#### REQUIREMENTS
Every line in the listing is to be echoed verbatim.

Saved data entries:
○ ○ ○ ○

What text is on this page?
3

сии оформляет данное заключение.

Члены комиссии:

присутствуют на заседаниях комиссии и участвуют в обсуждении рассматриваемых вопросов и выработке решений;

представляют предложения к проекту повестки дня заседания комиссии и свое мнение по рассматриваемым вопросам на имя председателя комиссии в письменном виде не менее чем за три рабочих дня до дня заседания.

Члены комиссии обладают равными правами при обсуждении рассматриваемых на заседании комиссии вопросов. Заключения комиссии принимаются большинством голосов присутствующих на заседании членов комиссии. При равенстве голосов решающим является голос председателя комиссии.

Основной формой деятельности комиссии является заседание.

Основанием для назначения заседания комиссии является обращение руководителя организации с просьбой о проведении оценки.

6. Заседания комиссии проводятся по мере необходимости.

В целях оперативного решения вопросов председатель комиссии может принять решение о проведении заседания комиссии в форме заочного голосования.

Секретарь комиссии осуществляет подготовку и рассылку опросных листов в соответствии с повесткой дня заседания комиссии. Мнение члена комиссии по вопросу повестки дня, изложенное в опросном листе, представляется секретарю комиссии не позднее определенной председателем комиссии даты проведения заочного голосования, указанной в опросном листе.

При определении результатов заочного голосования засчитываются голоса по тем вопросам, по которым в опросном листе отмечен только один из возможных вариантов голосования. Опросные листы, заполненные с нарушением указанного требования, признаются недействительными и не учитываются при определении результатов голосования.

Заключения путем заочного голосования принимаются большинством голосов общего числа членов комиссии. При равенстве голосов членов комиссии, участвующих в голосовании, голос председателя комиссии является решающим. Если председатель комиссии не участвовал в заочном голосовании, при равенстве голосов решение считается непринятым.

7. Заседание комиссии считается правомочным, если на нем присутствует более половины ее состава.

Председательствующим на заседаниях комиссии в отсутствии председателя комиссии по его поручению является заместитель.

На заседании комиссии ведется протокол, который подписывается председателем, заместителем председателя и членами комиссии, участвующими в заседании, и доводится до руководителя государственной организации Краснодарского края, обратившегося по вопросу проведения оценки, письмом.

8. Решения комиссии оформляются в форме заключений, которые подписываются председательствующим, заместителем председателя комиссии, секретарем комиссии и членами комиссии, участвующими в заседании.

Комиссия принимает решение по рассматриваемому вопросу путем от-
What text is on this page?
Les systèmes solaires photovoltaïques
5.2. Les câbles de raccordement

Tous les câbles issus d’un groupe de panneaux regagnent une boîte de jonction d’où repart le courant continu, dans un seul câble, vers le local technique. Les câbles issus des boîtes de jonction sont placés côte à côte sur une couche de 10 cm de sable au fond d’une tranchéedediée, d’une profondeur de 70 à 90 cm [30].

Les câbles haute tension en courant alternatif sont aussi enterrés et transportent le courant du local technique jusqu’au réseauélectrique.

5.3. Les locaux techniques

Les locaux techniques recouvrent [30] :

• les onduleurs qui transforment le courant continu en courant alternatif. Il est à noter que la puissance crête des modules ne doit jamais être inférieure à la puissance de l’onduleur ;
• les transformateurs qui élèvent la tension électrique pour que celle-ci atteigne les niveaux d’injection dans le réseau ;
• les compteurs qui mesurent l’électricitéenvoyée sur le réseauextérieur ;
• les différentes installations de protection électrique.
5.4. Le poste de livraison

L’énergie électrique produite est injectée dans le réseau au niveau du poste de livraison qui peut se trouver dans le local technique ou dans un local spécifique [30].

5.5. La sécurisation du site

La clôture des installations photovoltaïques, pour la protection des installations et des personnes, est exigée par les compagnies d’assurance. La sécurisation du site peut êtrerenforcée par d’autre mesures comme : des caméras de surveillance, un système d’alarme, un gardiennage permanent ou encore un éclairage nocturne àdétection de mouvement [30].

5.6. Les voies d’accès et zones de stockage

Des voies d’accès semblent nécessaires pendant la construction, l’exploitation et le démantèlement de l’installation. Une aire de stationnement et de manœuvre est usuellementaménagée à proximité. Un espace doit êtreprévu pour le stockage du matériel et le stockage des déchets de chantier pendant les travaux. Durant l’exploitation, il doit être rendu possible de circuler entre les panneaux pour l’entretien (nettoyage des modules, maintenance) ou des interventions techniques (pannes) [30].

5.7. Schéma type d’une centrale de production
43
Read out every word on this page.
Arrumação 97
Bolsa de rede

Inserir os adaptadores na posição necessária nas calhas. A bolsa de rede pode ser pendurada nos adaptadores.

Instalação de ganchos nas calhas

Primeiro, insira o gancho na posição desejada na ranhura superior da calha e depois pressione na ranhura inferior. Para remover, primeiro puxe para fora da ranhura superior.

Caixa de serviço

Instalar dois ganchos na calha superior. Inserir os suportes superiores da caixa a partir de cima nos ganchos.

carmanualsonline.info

○ ○ ○ ○

#### FULL OUTPUT
What text is on this page?
3

сии оформляет данное заключение.

Члены комиссии:

присутствуют на заседаниях комиссии и участвуют в обсуждении рассматриваемых вопросов и выработке решений;

представляют предложения к проекту повестки дня заседания комиссии и свое мнение по рассматриваемым вопросам на имя председателя комиссии в письменном виде не менее чем за три рабочих дня до дня заседания.

Члены комиссии обладают равными правами при обсуждении рассматриваемых на заседании комиссии вопросов. Заключения комиссии принимаются большинством голосов присутствующих на заседании членов комиссии. При равенстве голосов решающим является голос председателя комиссии.

Основной формой деятельности комиссии является заседание.

Основанием для назначения заседания комиссии является обращение руководителя организации с просьбой о проведении оценки.

6. Заседания комиссии проводятся по мере необходимости.

В целях оперативного решения вопросов председатель комиссии может принять решение о проведении заседания комиссии в форме заочного голосования.

Секретарь комиссии осуществляет подготовку и рассылку опросных листов в соответствии с повесткой дня заседания комиссии. Мнение члена комиссии по вопросу повестки дня, изложенное в опросном листе, представляется секретарю комиссии не позднее определенной председателем комиссии даты проведения заочного голосования, указанной в опросном листе.

При определении результатов заочного голосования засчитываются голоса по тем вопросам, по которым в опросном листе отмечен только один из возможных вариантов голосования. Опросные листы, заполненные с нарушением указанного требования, признаются недействительными и не учитываются при определении результатов голосования.

Заключения путем заочного голосования принимаются большинством голосов общего числа членов комиссии. При равенстве голосов членов комиссии, участвующих в голосовании, голос председателя комиссии является решающим. Если председатель комиссии не участвовал в заочном голосовании, при равенстве голосов решение считается непринятым.

7. Заседание комиссии считается правомочным, если на нем присутствует более половины ее состава.

Председательствующим на заседаниях комиссии в отсутствии председателя комиссии по его поручению является заместитель.

На заседании комиссии ведется протокол, который подписывается председателем, заместителем председателя и членами комиссии, участвующими в заседании, и доводится до руководителя государственной организации Краснодарского края, обратившегося по вопросу проведения оценки, письмом.

8. Решения комиссии оформляются в форме заключений, которые подписываются председательствующим, заместителем председателя комиссии, секретарем комиссии и членами комиссии, участвующими в заседании.

Комиссия принимает решение по рассматриваемому вопросу путем от-
What text is on this page?
Les systèmes solaires photovoltaïques
5.2. Les câbles de raccordement

Tous les câbles issus d’un groupe de panneaux regagnent une boîte de jonction d’où repart le courant continu, dans un seul câble, vers le local technique. Les câbles issus des boîtes de jonction sont placés côte à côte sur une couche de 10 cm de sable au fond d’une tranchéedediée, d’une profondeur de 70 à 90 cm [30].

Les câbles haute tension en courant alternatif sont aussi enterrés et transportent le courant du local technique jusqu’au réseauélectrique.

5.3. Les locaux techniques

Les locaux techniques recouvrent [30] :

• les onduleurs qui transforment le courant continu en courant alternatif. Il est à noter que la puissance crête des modules ne doit jamais être inférieure à la puissance de l’onduleur ;
• les transformateurs qui élèvent la tension électrique pour que celle-ci atteigne les niveaux d’injection dans le réseau ;
• les compteurs qui mesurent l’électricitéenvoyée sur le réseauextérieur ;
• les différentes installations de protection électrique.
5.4. Le poste de livraison

L’énergie électrique produite est injectée dans le réseau au niveau du poste de livraison qui peut se trouver dans le local technique ou dans un local spécifique [30].

5.5. La sécurisation du site

La clôture des installations photovoltaïques, pour la protection des installations et des personnes, est exigée par les compagnies d’assurance. La sécurisation du site peut êtrerenforcée par d’autre mesures comme : des caméras de surveillance, un système d’alarme, un gardiennage permanent ou encore un éclairage nocturne àdétection de mouvement [30].

5.6. Les voies d’accès et zones de stockage

Des voies d’accès semblent nécessaires pendant la construction, l’exploitation et le démantèlement de l’installation. Une aire de stationnement et de manœuvre est usuellementaménagée à proximité. Un espace doit êtreprévu pour le stockage du matériel et le stockage des déchets de chantier pendant les travaux. Durant l’exploitation, il doit être rendu possible de circuler entre les panneaux pour l’entretien (nettoyage des modules, maintenance) ou des interventions techniques (pannes) [30].

5.7. Schéma type d’une centrale de production
43
Read out every word on this page.
Arrumação 97
Bolsa de rede

Inserir os adaptadores na posição necessária nas calhas. A bolsa de rede pode ser pendurada nos adaptadores.

Instalação de ganchos nas calhas

Primeiro, insira o gancho na posição desejada na ranhura superior da calha e depois pressione na ranhura inferior. Para remover, primeiro puxe para fora da ranhura superior.

Caixa de serviço

Instalar dois ganchos na calha superior. Inserir os suportes superiores da caixa a partir de cima nos ganchos.

carmanualsonline.info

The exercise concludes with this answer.